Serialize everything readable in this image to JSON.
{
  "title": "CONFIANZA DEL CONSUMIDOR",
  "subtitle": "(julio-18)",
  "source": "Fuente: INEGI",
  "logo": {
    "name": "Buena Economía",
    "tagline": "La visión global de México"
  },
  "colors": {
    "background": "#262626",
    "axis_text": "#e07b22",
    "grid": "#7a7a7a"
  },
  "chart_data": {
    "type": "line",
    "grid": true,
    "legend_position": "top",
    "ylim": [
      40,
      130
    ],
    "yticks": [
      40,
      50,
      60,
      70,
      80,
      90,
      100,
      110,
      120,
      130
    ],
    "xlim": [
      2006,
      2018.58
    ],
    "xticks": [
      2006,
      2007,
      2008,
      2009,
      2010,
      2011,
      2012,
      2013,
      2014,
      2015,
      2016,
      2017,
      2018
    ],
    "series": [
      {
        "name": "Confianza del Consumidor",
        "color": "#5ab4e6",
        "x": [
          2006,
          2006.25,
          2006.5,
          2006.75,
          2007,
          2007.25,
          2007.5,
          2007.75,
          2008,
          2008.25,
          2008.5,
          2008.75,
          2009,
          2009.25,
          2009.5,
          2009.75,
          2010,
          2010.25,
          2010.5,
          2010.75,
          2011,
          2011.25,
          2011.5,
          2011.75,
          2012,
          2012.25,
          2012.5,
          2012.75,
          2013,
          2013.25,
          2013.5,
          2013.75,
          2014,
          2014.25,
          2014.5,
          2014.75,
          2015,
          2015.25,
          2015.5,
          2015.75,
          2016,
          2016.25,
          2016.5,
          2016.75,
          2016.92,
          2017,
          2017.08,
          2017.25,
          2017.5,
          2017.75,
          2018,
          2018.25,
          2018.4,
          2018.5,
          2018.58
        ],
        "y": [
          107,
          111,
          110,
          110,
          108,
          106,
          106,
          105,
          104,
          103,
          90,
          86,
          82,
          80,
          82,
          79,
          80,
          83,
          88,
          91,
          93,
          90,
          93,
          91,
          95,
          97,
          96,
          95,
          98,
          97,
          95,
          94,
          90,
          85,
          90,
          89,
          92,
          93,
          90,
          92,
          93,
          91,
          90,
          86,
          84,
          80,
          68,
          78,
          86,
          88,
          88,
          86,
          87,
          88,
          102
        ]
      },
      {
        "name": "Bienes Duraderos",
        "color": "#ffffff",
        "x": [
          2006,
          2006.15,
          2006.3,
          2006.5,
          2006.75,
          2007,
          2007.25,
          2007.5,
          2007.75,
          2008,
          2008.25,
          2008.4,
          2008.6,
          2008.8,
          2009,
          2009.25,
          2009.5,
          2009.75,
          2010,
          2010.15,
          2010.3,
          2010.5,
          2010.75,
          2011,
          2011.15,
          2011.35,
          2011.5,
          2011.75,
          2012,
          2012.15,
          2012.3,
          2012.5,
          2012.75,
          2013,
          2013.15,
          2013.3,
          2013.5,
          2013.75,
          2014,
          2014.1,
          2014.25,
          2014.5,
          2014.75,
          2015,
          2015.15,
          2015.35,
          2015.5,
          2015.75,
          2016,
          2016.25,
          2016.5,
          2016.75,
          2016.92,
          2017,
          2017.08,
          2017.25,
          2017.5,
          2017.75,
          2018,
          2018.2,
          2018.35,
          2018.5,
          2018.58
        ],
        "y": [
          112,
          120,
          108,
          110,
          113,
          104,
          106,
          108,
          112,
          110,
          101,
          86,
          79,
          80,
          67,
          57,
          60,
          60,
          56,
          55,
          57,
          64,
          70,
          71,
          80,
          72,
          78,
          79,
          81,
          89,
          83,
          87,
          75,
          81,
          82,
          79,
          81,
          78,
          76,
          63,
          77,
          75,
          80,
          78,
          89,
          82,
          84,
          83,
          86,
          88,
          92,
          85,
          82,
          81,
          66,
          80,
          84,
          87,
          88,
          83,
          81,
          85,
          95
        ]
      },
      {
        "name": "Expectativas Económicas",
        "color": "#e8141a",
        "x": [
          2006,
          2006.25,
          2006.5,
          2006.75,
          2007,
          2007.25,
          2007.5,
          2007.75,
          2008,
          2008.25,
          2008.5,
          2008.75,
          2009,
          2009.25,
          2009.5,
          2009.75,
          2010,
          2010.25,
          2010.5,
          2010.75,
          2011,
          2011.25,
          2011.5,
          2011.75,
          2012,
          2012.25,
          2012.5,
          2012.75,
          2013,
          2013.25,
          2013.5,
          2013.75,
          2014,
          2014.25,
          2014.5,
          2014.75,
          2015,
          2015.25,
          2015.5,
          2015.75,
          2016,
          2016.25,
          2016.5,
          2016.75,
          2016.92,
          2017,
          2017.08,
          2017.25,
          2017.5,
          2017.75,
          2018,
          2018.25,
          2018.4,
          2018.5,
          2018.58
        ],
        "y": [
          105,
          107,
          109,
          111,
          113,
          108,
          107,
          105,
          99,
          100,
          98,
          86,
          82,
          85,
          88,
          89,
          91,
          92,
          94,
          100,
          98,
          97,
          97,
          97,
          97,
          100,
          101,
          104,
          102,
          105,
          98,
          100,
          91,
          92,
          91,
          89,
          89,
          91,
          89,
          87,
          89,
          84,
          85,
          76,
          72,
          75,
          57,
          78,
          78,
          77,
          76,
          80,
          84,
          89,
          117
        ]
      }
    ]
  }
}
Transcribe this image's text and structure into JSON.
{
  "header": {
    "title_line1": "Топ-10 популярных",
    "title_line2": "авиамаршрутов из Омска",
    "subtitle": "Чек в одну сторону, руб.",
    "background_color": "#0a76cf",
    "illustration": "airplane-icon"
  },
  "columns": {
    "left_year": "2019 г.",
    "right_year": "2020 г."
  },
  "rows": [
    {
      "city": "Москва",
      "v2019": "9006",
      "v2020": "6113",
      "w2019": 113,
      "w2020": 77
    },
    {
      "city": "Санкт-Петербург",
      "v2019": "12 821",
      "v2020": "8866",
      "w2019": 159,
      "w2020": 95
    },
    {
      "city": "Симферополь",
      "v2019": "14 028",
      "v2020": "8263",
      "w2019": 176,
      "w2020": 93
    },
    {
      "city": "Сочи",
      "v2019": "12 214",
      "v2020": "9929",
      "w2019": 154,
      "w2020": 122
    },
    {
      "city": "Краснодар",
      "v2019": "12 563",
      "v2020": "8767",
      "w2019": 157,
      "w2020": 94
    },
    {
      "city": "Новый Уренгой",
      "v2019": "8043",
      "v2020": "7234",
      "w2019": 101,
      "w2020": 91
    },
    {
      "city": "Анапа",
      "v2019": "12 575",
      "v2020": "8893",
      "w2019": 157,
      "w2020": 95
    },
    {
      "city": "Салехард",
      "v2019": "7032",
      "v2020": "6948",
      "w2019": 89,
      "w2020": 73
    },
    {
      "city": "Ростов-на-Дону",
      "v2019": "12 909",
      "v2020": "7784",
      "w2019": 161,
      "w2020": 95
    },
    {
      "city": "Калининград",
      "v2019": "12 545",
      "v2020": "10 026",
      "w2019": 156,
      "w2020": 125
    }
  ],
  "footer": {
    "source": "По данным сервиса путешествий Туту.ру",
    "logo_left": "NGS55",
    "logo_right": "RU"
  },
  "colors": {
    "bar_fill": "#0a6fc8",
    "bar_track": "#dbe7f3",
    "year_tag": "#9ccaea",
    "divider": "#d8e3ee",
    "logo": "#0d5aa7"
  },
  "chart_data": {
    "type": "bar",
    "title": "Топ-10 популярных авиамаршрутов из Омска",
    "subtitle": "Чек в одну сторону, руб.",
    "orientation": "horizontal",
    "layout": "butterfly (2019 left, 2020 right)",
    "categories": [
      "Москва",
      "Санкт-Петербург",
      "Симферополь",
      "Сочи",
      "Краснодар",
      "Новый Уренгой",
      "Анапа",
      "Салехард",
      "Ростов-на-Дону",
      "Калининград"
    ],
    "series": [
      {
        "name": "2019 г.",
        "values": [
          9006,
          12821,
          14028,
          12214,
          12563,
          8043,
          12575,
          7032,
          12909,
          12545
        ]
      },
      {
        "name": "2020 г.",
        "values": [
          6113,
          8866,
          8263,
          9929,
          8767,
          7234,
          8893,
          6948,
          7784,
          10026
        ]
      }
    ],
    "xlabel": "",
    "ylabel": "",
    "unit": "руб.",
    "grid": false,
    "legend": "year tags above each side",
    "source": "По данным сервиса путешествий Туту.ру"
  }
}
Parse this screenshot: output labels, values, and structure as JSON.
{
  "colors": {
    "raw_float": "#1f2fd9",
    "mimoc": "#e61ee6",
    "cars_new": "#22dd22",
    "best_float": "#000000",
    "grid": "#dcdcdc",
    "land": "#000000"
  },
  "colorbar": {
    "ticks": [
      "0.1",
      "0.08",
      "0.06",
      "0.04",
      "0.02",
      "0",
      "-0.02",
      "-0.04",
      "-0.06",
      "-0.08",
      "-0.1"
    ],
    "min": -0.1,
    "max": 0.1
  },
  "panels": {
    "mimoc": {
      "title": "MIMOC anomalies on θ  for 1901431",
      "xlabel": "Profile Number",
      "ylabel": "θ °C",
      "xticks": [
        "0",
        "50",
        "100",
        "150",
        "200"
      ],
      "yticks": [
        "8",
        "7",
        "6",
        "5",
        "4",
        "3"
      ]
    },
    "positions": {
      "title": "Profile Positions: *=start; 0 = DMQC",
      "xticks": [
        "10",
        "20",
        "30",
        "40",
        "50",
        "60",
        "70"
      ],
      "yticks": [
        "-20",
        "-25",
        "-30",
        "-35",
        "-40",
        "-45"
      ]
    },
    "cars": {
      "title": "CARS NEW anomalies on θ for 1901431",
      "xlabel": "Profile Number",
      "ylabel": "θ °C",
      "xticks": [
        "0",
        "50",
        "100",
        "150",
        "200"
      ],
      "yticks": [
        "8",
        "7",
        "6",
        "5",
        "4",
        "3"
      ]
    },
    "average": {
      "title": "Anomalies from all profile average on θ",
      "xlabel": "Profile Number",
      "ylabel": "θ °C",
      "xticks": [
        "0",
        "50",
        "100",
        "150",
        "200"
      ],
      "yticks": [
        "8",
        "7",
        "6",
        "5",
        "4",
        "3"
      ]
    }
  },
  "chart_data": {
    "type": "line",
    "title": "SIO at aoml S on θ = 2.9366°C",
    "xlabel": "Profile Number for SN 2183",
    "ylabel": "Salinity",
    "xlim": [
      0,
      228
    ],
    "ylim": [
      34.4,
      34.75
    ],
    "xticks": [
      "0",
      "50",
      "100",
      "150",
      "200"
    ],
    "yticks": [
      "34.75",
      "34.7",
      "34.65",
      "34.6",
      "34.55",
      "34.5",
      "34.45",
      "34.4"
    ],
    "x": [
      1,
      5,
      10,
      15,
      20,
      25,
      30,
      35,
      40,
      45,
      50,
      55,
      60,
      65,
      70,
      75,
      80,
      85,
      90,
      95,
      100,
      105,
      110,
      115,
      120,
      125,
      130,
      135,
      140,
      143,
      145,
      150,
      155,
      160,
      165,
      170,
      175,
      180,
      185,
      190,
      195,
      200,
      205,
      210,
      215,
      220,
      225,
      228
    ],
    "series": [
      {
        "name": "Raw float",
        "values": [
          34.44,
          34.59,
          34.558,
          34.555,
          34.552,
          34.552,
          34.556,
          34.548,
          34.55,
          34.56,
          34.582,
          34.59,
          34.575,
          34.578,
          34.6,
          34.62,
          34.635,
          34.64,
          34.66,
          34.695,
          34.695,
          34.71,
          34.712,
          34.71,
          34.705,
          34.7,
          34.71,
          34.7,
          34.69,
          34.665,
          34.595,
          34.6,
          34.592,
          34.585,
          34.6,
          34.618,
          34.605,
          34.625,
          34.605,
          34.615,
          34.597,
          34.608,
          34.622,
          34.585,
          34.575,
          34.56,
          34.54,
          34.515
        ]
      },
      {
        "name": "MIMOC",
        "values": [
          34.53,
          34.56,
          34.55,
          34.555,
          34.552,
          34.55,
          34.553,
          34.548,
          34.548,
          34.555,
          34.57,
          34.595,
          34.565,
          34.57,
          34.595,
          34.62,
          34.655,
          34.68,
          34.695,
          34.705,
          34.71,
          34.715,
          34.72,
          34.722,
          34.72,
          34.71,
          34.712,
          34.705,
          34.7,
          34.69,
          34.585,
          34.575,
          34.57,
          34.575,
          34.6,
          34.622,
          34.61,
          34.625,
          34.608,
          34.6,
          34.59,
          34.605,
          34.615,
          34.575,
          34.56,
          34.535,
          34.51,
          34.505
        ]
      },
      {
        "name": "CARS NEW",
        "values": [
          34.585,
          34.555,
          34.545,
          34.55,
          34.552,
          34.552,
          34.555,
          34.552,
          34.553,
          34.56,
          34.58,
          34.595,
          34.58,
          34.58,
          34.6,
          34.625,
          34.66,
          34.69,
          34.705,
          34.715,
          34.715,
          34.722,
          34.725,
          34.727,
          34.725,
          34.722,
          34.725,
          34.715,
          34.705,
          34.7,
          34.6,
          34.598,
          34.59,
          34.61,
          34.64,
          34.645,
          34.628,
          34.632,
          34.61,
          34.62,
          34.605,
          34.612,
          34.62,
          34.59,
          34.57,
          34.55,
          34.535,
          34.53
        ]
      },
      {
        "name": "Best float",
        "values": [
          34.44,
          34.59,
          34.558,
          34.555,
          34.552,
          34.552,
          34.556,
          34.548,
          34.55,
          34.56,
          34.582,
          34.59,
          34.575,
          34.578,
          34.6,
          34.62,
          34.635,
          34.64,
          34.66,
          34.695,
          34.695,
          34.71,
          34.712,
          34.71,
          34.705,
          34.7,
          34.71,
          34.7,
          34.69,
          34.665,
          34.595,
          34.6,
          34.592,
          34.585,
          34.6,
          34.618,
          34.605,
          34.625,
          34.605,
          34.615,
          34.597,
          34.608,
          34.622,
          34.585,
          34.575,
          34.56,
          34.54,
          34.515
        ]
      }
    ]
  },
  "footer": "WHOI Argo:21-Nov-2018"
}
* * * *
→ GIVEN REQUEST
Pick out and copy the lines of the entries that hold the string "source".

→ RESULT OF THIS EXERCISE
  "source": "Fuente: INEGI",
    "source": "По данным сервиса путешествий Туту.ру",
    "source": "По данным сервиса путешествий Туту.ру"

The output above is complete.